===== Provided material

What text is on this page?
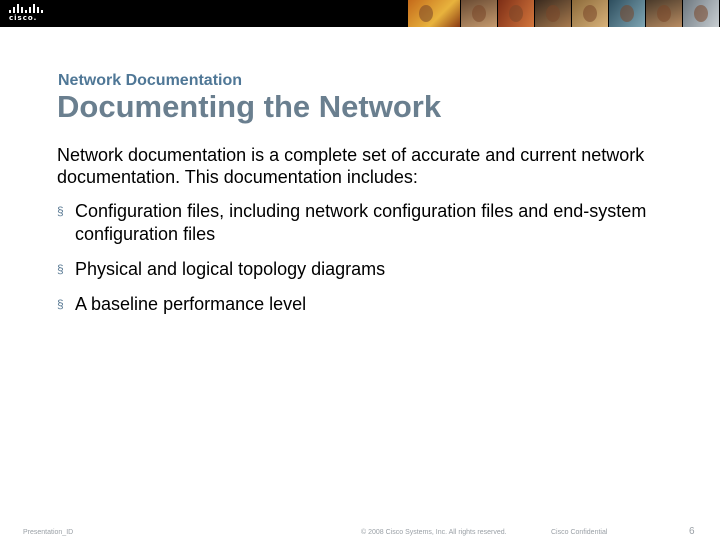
cisco.
Network Documentation
Documenting the Network
Network documentation is a complete set of accurate and current network documentation. This documentation includes:
§ Configuration files, including network configuration files and end-system configuration files
§ Physical and logical topology diagrams
§ A baseline performance level
Presentation_ID	© 2008 Cisco Systems, Inc. All rights reserved.	Cisco Confidential	6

==========

### Written exercise
Repeat the data exactly, excluding the pictures.

### Answer to the exercise
What text is on this page?
cisco.
Network Documentation
Documenting the Network
Network documentation is a complete set of accurate and current network documentation. This documentation includes:
§ Configuration files, including network configuration files and end-system configuration files
§ Physical and logical topology diagrams
§ A baseline performance level
Presentation_ID	© 2008 Cisco Systems, Inc. All rights reserved.	Cisco Confidential	6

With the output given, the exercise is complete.